To be done
List all the lines in these records that hold "counts".

--- BEGIN Data excerpts ---

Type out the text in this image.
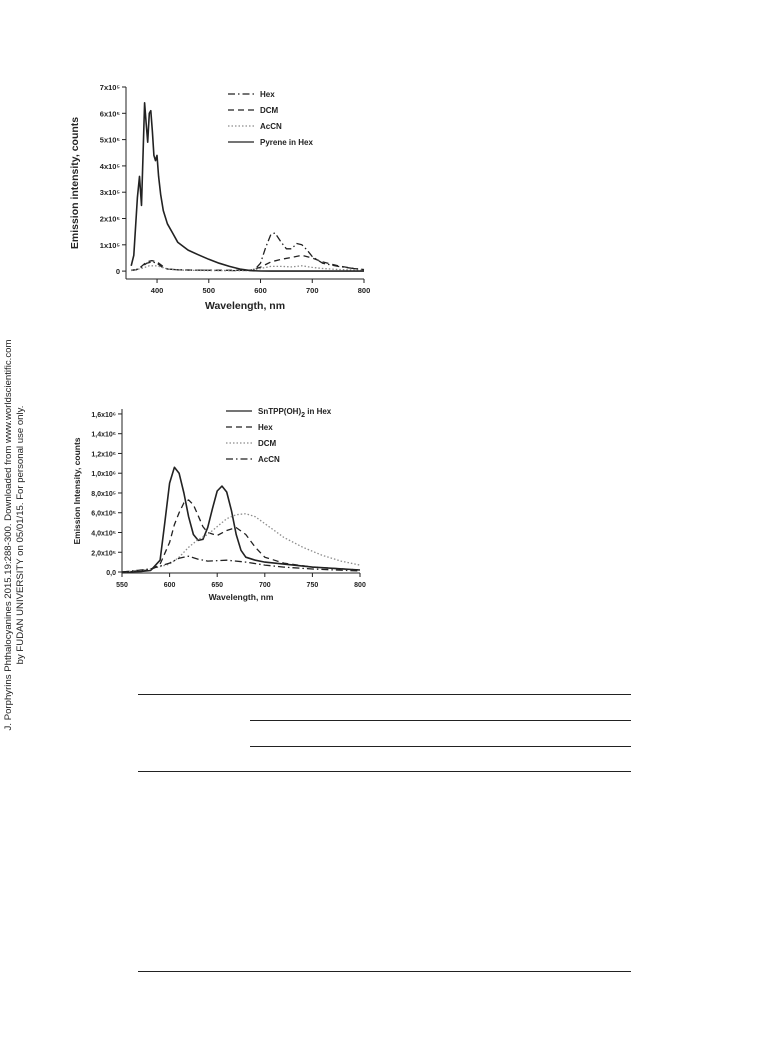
J. Porphyrins Phthalocyanines 2015.19:288-300. Downloaded from www.worldscientific.com by FUDAN UNIVERSITY on 05/01/15. For personal use only.
400	500	600	700	800
0
1x10⁵
2x10⁵
3x10⁵
4x10⁵
5x10⁵
6x10⁵
7x10⁵
Wavelength, nm
Emission intensity, counts
Hex
DCM
AcCN
Pyrene in Hex
550	600	650	700	750	800
0,0
2,0x10⁵
4,0x10⁵
6,0x10⁵
8,0x10⁵
1,0x10⁶
1,2x10⁶
1,4x10⁶
1,6x10⁶
Wavelength, nm
Emission Intensity, counts
SnTPP(OH)2 in Hex
Hex
DCM
AcCN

--- END Data excerpts ---

Solution for this problem
Emission intensity, counts
Emission Intensity, counts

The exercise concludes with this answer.